[RECORDS FOR THIS EXERCISE]:
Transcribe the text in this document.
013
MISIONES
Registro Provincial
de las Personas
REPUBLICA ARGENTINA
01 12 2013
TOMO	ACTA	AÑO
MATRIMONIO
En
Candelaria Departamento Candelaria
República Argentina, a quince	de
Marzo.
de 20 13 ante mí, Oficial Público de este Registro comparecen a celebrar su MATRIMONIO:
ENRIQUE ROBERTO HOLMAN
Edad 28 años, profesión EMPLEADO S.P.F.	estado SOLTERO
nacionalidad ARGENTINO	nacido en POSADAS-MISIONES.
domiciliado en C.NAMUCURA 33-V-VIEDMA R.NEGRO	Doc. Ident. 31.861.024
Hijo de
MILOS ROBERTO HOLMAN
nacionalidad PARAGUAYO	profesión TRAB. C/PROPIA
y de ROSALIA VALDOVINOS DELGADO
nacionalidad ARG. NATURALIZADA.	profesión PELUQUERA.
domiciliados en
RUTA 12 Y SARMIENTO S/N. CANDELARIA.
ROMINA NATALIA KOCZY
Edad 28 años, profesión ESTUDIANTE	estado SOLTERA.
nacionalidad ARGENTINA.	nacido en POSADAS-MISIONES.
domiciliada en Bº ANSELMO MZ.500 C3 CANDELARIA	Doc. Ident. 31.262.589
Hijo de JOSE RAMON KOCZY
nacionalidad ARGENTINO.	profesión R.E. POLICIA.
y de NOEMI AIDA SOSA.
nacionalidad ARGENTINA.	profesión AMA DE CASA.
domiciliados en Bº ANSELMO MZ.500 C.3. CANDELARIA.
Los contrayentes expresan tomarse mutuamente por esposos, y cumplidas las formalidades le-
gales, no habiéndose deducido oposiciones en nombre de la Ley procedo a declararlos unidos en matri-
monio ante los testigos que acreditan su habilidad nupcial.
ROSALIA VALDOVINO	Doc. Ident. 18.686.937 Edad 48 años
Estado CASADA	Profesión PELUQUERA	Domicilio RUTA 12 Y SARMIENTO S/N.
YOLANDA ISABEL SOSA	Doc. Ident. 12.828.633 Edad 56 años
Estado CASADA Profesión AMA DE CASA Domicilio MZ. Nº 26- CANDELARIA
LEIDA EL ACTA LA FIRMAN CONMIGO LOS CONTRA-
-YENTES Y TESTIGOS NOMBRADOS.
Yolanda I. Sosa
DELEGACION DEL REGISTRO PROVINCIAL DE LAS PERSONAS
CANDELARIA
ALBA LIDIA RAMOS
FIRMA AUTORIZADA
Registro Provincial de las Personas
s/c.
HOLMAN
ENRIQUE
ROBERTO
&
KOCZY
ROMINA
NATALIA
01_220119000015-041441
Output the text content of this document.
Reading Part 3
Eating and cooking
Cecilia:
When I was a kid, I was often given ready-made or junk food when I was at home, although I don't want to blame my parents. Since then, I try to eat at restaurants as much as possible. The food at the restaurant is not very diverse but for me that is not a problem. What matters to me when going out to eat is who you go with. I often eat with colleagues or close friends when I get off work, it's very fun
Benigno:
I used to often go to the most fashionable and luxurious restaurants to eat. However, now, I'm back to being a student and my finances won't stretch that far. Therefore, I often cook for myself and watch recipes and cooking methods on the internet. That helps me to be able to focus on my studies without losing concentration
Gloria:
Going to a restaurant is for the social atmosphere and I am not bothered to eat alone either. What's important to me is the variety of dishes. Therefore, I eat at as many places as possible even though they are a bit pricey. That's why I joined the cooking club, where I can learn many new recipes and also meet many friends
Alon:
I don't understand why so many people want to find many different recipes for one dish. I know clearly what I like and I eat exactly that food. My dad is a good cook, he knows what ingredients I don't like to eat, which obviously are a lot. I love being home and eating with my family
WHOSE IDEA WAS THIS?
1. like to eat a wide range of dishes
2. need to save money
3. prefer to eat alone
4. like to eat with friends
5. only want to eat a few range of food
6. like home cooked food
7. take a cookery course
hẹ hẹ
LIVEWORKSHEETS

[EXERCISE DESCRIPTION]:
Show every line from the entries above in which "RUTA" appears.

[WRITTEN SOLUTION]:
RUTA 12 Y SARMIENTO S/N. CANDELARIA.
Estado CASADA	Profesión PELUQUERA	Domicilio RUTA 12 Y SARMIENTO S/N.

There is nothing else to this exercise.